*Exercise aim*: Find each line with the string "prefer" and report it.

Source records:
============================================================
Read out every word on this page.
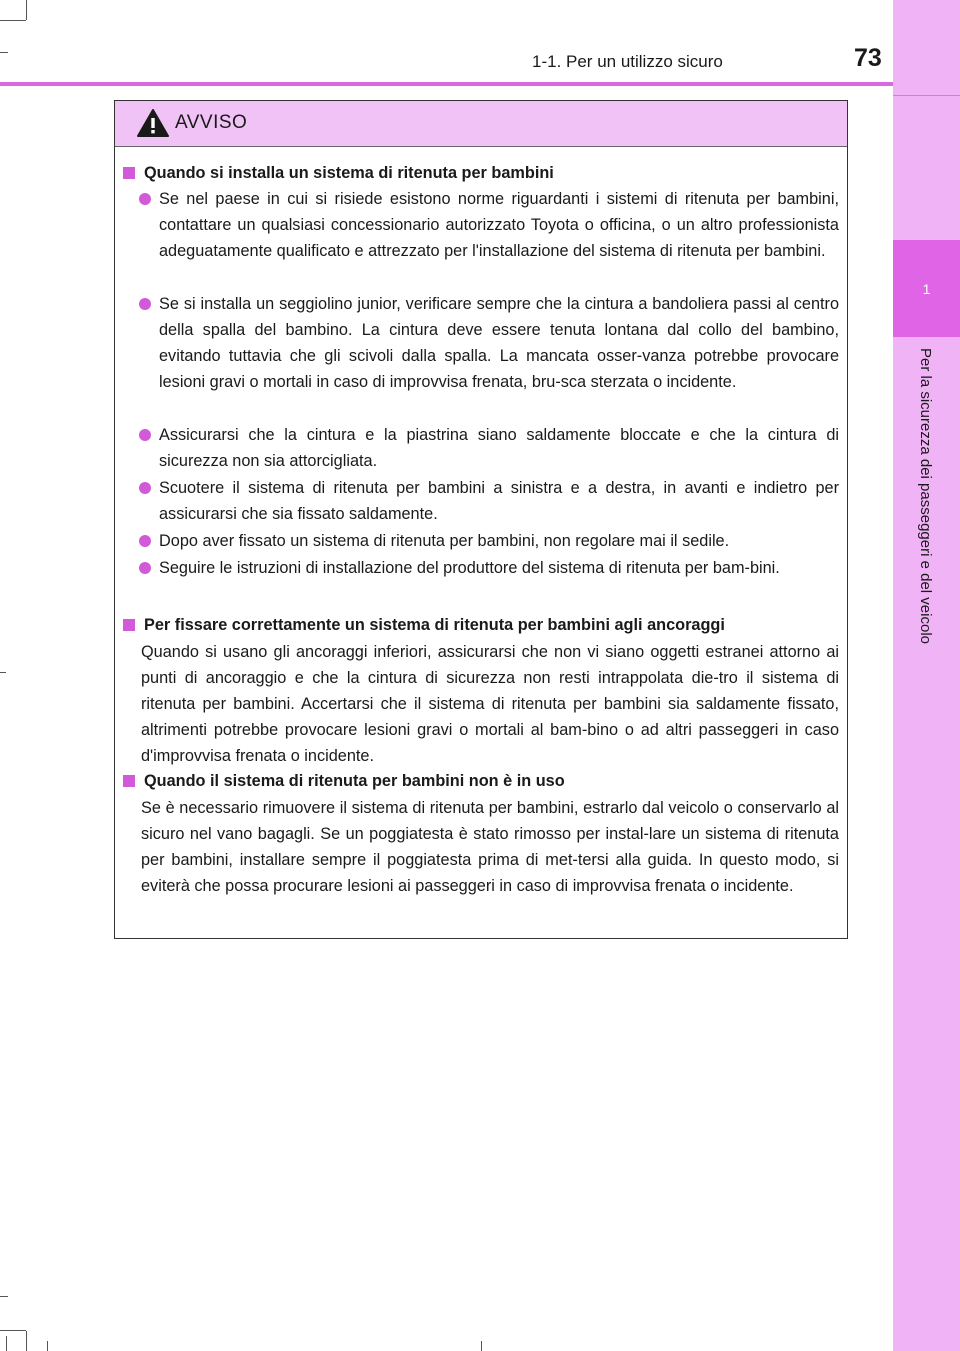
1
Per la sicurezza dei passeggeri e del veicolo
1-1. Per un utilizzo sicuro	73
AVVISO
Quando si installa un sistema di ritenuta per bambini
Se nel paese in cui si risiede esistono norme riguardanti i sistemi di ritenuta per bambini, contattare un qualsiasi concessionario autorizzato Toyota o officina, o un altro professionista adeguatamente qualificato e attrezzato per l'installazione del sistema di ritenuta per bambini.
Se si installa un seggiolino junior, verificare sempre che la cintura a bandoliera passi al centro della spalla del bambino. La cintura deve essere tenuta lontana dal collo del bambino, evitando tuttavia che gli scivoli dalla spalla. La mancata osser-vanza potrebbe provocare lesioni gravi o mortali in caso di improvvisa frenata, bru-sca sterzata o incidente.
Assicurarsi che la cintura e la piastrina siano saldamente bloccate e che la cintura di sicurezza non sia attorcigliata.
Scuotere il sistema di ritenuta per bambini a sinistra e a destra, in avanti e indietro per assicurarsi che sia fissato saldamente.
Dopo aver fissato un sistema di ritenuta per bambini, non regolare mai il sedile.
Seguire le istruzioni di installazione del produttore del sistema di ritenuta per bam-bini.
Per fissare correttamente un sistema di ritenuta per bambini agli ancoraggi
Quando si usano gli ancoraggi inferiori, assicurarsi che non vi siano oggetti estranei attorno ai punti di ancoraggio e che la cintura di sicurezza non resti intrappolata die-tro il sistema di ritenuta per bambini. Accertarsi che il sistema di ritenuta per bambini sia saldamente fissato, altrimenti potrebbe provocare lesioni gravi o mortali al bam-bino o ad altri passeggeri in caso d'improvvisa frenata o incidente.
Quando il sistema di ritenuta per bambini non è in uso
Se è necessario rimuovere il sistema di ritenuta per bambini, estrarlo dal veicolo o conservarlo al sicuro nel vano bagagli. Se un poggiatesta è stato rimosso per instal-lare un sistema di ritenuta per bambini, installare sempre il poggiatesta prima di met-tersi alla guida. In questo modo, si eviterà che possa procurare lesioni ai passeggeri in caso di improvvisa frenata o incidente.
============================================================
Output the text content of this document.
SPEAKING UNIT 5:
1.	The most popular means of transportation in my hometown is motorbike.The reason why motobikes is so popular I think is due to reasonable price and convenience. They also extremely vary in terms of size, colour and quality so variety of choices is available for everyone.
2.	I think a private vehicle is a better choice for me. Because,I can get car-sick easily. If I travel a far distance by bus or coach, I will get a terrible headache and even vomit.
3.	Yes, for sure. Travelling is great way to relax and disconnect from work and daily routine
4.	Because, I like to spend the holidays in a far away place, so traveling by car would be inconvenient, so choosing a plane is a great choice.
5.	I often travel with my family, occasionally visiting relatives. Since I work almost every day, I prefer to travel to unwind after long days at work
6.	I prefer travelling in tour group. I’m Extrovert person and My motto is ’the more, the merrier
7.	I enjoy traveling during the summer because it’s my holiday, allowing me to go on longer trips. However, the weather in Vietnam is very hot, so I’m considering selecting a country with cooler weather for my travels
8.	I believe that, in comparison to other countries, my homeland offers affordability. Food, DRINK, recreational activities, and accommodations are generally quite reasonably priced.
============================================================
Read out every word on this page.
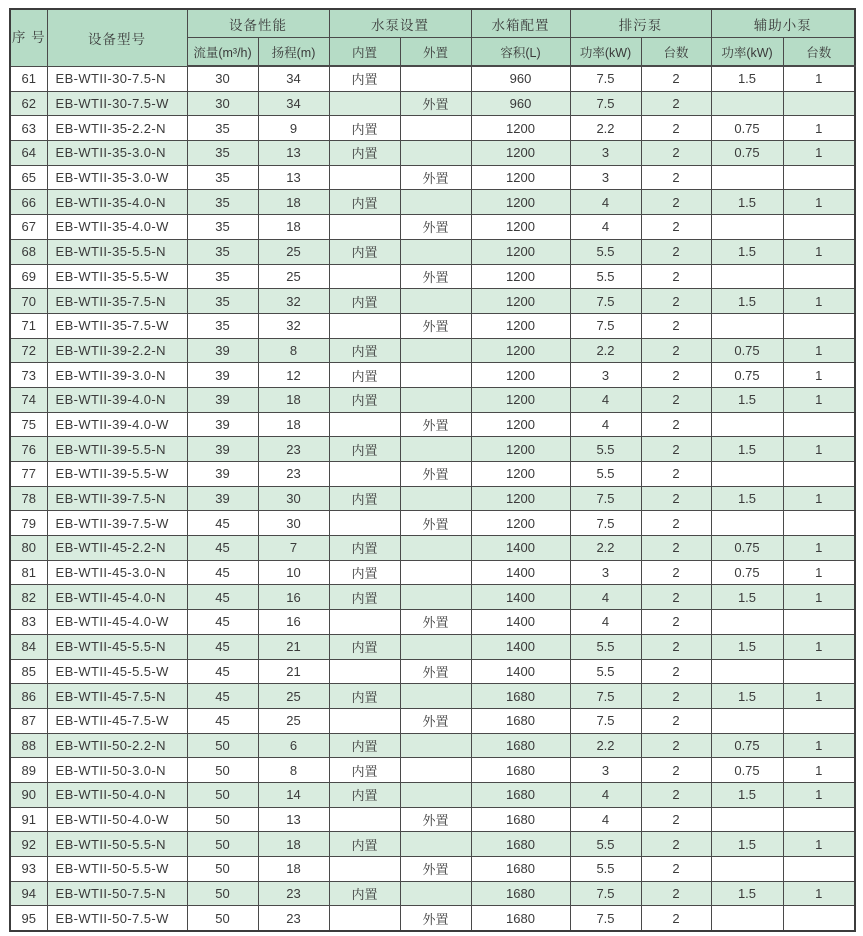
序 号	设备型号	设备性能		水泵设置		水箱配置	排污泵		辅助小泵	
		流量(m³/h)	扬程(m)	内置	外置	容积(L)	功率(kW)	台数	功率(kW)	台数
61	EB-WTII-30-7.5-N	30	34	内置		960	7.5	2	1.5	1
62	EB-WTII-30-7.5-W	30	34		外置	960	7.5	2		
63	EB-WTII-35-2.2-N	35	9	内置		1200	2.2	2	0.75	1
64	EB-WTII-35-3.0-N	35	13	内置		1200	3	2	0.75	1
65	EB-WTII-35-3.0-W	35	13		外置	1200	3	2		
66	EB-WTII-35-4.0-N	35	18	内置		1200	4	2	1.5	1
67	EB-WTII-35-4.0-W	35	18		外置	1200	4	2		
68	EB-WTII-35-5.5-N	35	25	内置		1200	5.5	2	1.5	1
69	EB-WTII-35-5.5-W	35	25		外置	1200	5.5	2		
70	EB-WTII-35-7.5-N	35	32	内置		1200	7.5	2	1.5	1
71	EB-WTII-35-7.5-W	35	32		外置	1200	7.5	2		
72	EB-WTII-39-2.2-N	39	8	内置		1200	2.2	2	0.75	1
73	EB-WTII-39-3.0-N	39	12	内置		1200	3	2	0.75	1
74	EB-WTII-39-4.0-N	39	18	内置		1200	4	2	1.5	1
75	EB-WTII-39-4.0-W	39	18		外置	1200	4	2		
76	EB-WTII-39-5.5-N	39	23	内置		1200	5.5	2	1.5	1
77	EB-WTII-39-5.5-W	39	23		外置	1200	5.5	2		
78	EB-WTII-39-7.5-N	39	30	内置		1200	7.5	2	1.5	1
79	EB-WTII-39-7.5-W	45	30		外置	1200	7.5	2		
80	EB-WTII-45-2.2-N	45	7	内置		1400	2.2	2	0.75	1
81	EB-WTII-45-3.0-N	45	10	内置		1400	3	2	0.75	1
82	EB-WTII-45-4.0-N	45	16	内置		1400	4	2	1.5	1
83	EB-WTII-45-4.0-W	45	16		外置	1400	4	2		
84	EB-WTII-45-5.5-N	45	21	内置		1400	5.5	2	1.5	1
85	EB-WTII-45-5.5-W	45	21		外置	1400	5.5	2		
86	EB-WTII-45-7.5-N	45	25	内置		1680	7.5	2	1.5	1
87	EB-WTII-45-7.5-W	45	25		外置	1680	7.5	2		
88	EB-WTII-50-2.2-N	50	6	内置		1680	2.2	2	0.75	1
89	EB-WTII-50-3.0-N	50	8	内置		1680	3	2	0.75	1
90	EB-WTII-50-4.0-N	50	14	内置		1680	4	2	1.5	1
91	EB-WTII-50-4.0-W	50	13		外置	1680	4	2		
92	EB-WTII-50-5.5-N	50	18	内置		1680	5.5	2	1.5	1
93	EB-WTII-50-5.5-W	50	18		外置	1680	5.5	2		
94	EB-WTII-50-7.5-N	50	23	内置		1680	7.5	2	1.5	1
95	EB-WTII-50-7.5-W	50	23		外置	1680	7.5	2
============================================================
*Worked solution*:
5.	I often travel with my family, occasionally visiting relatives. Since I work almost every day, I prefer to travel to unwind after long days at work
6.	I prefer travelling in tour group. I’m Extrovert person and My motto is ’the more, the merrier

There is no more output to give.